_Directions_. Scan the entries line by line and return those with "Estirpe".

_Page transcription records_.
++++++

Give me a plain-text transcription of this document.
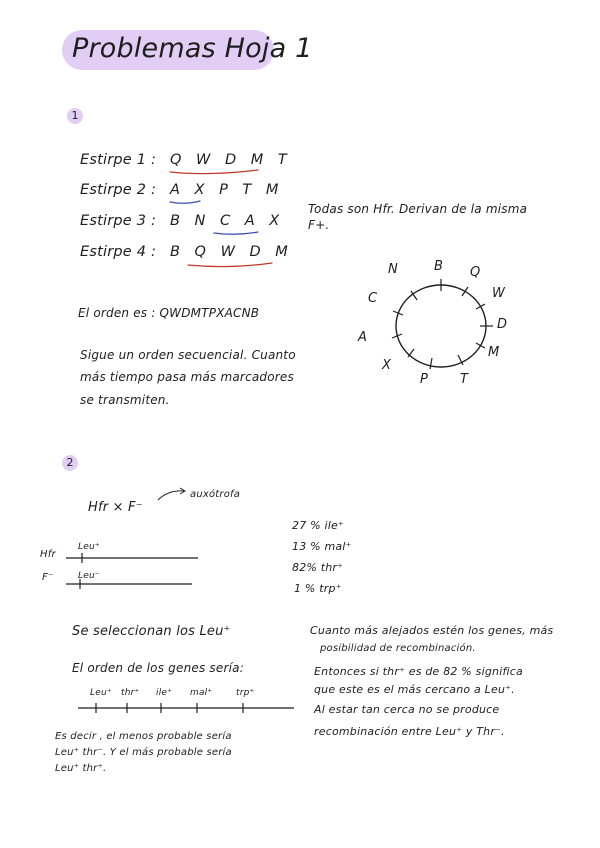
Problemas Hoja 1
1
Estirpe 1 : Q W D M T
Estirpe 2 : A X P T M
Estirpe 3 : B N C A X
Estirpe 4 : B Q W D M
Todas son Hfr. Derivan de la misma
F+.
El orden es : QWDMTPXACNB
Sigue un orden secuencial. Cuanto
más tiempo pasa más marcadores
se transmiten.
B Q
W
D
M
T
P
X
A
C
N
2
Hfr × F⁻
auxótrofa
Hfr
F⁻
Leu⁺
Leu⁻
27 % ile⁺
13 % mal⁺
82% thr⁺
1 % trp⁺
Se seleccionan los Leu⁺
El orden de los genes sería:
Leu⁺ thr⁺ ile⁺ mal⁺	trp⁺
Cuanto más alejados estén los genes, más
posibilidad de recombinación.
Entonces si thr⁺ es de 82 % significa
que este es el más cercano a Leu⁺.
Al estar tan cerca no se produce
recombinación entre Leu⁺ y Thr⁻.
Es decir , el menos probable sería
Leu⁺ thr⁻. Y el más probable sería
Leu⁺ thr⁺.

++++++

_Solved problem_.
Estirpe 1 : Q W D M T
Estirpe 2 : A X P T M
Estirpe 3 : B N C A X
Estirpe 4 : B Q W D M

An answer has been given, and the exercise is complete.